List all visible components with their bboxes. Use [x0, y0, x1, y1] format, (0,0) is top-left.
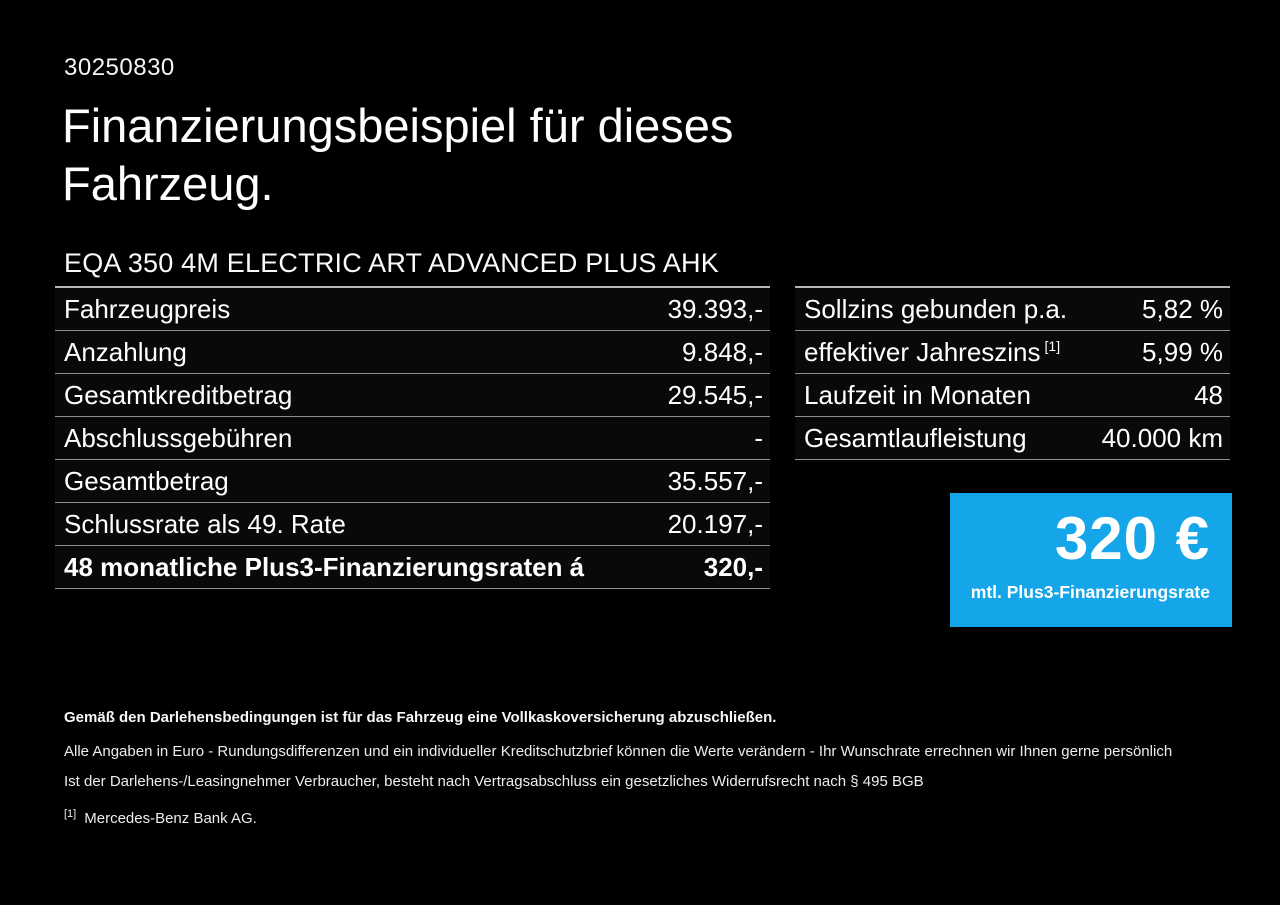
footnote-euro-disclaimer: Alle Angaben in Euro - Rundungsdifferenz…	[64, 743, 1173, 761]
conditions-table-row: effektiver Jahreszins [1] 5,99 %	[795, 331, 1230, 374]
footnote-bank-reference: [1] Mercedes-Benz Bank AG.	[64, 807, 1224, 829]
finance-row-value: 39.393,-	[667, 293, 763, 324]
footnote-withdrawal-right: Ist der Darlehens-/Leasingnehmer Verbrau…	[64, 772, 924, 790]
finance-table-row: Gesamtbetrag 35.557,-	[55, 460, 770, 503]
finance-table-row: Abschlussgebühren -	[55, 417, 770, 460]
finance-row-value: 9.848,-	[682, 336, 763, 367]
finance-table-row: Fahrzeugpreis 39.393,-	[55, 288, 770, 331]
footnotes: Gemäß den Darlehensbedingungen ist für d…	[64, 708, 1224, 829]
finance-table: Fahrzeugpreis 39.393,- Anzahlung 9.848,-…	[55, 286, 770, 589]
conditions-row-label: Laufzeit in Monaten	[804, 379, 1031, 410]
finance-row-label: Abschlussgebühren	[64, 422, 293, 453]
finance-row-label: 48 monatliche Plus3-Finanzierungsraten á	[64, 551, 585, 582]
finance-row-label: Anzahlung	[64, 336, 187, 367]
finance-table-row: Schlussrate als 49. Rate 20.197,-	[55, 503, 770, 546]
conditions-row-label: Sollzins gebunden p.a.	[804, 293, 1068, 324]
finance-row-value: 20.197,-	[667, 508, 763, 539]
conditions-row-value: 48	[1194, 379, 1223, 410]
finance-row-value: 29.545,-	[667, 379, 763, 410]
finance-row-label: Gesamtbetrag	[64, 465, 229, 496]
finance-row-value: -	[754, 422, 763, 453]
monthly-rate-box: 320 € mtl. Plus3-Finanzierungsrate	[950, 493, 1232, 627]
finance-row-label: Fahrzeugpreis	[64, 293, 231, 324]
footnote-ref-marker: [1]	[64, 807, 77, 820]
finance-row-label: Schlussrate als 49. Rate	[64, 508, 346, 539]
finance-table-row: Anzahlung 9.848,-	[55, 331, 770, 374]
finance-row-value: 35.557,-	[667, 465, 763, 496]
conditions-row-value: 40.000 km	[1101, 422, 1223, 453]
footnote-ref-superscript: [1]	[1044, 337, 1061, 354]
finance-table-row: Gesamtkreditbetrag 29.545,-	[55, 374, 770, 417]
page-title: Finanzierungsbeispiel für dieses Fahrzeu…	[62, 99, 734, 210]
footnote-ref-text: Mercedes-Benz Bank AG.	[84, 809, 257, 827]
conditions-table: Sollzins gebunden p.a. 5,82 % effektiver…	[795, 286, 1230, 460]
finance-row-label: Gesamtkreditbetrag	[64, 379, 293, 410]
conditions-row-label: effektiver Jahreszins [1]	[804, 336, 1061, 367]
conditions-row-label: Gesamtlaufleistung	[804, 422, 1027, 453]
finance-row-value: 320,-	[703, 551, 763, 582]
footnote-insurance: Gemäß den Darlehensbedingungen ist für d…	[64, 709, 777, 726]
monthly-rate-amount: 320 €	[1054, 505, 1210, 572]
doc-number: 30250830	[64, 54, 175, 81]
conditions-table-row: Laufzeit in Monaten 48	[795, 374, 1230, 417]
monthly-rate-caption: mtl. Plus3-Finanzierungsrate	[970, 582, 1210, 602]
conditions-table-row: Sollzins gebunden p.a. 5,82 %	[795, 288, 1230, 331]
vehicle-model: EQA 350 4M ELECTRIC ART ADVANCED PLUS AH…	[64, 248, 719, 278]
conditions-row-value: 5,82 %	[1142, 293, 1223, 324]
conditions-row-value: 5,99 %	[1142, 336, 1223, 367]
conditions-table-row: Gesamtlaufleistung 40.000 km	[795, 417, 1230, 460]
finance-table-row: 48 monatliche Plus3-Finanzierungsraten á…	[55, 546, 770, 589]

(Goal): Please copy out all the lines above word for word, leaving out the pictures.

(Result for this exercise):
List all visible components with their bboxes. Use [x0, y0, x1, y1] format, (0,0) is top-left.
footnote-euro-disclaimer: Alle Angaben in Euro - Rundungsdifferenz…	[64, 743, 1173, 761]
conditions-table-row: effektiver Jahreszins [1] 5,99 %	[795, 331, 1230, 374]
footnote-bank-reference: [1] Mercedes-Benz Bank AG.	[64, 807, 1224, 829]
finance-row-value: 39.393,-	[667, 293, 763, 324]
footnote-withdrawal-right: Ist der Darlehens-/Leasingnehmer Verbrau…	[64, 772, 924, 790]
finance-table-row: Gesamtbetrag 35.557,-	[55, 460, 770, 503]
finance-table-row: Abschlussgebühren -	[55, 417, 770, 460]
finance-row-value: 9.848,-	[682, 336, 763, 367]
finance-table-row: Fahrzeugpreis 39.393,-	[55, 288, 770, 331]
footnotes: Gemäß den Darlehensbedingungen ist für d…	[64, 708, 1224, 829]
finance-table: Fahrzeugpreis 39.393,- Anzahlung 9.848,-…	[55, 286, 770, 589]
conditions-row-label: Laufzeit in Monaten	[804, 379, 1031, 410]
finance-row-label: Abschlussgebühren	[64, 422, 293, 453]
finance-row-label: 48 monatliche Plus3-Finanzierungsraten á	[64, 551, 585, 582]
finance-row-label: Anzahlung	[64, 336, 187, 367]
finance-table-row: Schlussrate als 49. Rate 20.197,-	[55, 503, 770, 546]
conditions-row-label: Sollzins gebunden p.a.	[804, 293, 1068, 324]
finance-row-value: 20.197,-	[667, 508, 763, 539]
conditions-row-value: 48	[1194, 379, 1223, 410]
finance-row-value: 29.545,-	[667, 379, 763, 410]
finance-row-label: Gesamtbetrag	[64, 465, 229, 496]
finance-row-value: -	[754, 422, 763, 453]
monthly-rate-box: 320 € mtl. Plus3-Finanzierungsrate	[950, 493, 1232, 627]
finance-row-label: Fahrzeugpreis	[64, 293, 231, 324]
footnote-ref-marker: [1]	[64, 807, 77, 820]
finance-row-label: Schlussrate als 49. Rate	[64, 508, 346, 539]
finance-table-row: Anzahlung 9.848,-	[55, 331, 770, 374]
finance-row-value: 35.557,-	[667, 465, 763, 496]
conditions-row-value: 40.000 km	[1101, 422, 1223, 453]
footnote-ref-superscript: [1]	[1044, 337, 1061, 354]
finance-table-row: Gesamtkreditbetrag 29.545,-	[55, 374, 770, 417]
page-title: Finanzierungsbeispiel für dieses Fahrzeu…	[62, 99, 734, 210]
footnote-ref-text: Mercedes-Benz Bank AG.	[84, 809, 257, 827]
conditions-table: Sollzins gebunden p.a. 5,82 % effektiver…	[795, 286, 1230, 460]
finance-row-label: Gesamtkreditbetrag	[64, 379, 293, 410]
conditions-row-label: effektiver Jahreszins [1]	[804, 336, 1061, 367]
conditions-row-label: Gesamtlaufleistung	[804, 422, 1027, 453]
finance-row-value: 320,-	[703, 551, 763, 582]
footnote-insurance: Gemäß den Darlehensbedingungen ist für d…	[64, 709, 777, 726]
monthly-rate-amount: 320 €	[1054, 505, 1210, 572]
doc-number: 30250830	[64, 54, 175, 81]
conditions-table-row: Laufzeit in Monaten 48	[795, 374, 1230, 417]
monthly-rate-caption: mtl. Plus3-Finanzierungsrate	[970, 582, 1210, 602]
conditions-table-row: Sollzins gebunden p.a. 5,82 %	[795, 288, 1230, 331]
vehicle-model: EQA 350 4M ELECTRIC ART ADVANCED PLUS AH…	[64, 248, 719, 278]
conditions-row-value: 5,82 %	[1142, 293, 1223, 324]
conditions-row-value: 5,99 %	[1142, 336, 1223, 367]
conditions-table-row: Gesamtlaufleistung 40.000 km	[795, 417, 1230, 460]
finance-table-row: 48 monatliche Plus3-Finanzierungsraten á…	[55, 546, 770, 589]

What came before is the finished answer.